_Fragmento extraído_.
--------------------

# eine Seife / ein Stück Seife



## Little Chandler

Hola a todos:

En mi libro de alemán (básico) aparece la frase:

_Das ist eine Seife._

Lo que se me hace raro es ver "Seife" utilizado como contable: "eine Seife". ¿Es lo mismo "Das ist eine Seife" que "Das ist ein Stück Seife"?

Gracias.


----------



## TheEinstein

Das ist eine seife .
Esto es un jabón. 
Das ist ein Stück Seife.
Esto es un pedazo de jabón.


----------



## Little Chandler

Gracias, TheEinstein, pero no tengo clara la diferencia, porque en español no se dice "esto es un jabón" ya que, al igual que en inglés, es incontable. Bueno, en realidad alguna gente sí lo dice, pero no es lo correcto y no aparecería en un libro de español para principiantes. Lo correcto es una "pastilla de jabón" (o "barra de jabón", dependiendo de la zona geográfica).

Preguntándolo de otra manera, ¿cómo se le llamaría normalmente a esto en alemán?


----------



## Tonerl

Preguntándolo de otra manera, ¿cómo se le llamaría normalmente a esto en alemán?                 

*Hola Little Chandler!

Esta es,simple y llanamente, "una pastilla de jabón" en alemán/Alemania*!
*Buenas noches*


----------



## TheEinstein

"Esto, Esta" normalmente "Das"
Das ist ein sehr gutes Spiel. 

Las dos frases están correctas .
Das ist ein Stück seife
Esto es una pastilla de jabón. 
Das ist eine seife 
Yo siempre digo , eine seife y a veces suelo decir ein Stück seife.
 Disculpame, si no me expreso bien en Español es que soy brasileño de origen alemana , mi primer idioma es el Alemán ,el segundo el Portugués  y el tercer idioma el Español. 
Pero también no sé bien la "gramática" ?de la lengua alemana. 
Si hay alguien más que quiera ayudar en  el tema , a las órdenes.


----------



## osa_menor

Hola *Little Chandler:

*_Ein Stück Seife_ es lo mismo que _eine Seife._ 
Si compro una pastilla de jabón digo: "Ich hätte gern *ein Stück Seife*.". 
Si en casa necesito el jabón digo a mi hija: "Gibst du mir bitte mal *die Seife*._" _
Si en casa hay dos pastillas de jabón digo: "Gibst du mir bitte mal *eine Seife*, welche ist mir egal._". _ _Ein Stück Seife _es más formal que _eine Seife.

_Un saludo.


----------



## Little Chandler

Alles klar jetzt.

Danke schön.


----------



## TheEinstein

Sí, correcto osa menor! 
Estoy de acuerdo contigo. Buena explicación!!


----------

--------------------

_Sección de datos_.
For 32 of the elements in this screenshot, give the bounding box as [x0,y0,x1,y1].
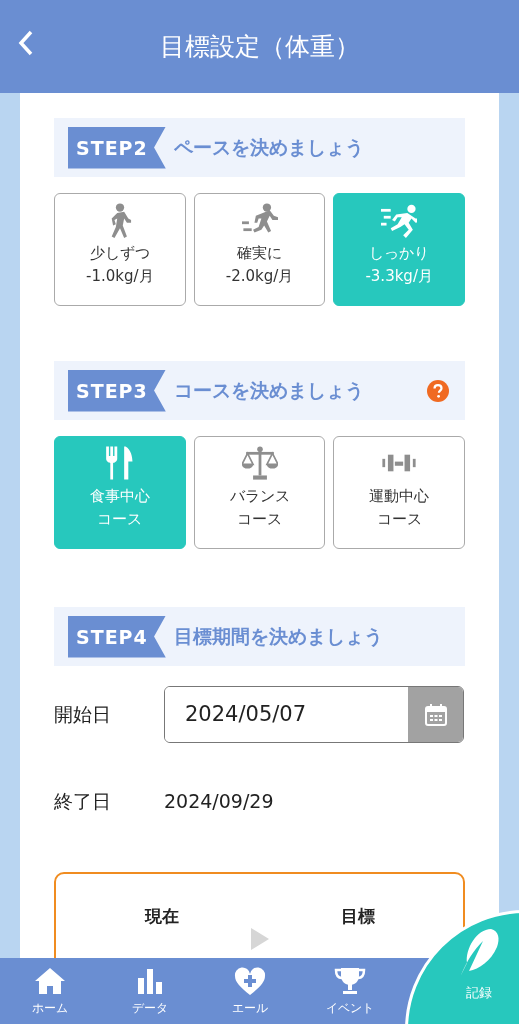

--------------------

_Objetivo planteado_. Reformule como una lista breve el párrafo del hilo sobre «eine Seife» que empieza con «Gracias, TheEinstein, pero no tengo clara la diferencia» y conserve sus datos principales. Los datos provienen de una fuente distinta.

_Resultado de la tarea_.
- La diferencia no queda clara, porque en español no se dice «esto es un jabón».
- En español, al igual que en inglés, «jabón» es incontable.
- Algunas personas sí lo dicen, pero no es lo correcto y no aparecería en un libro de español para principiantes.
- Lo correcto es «pastilla de jabón» o «barra de jabón», según la zona geográfica.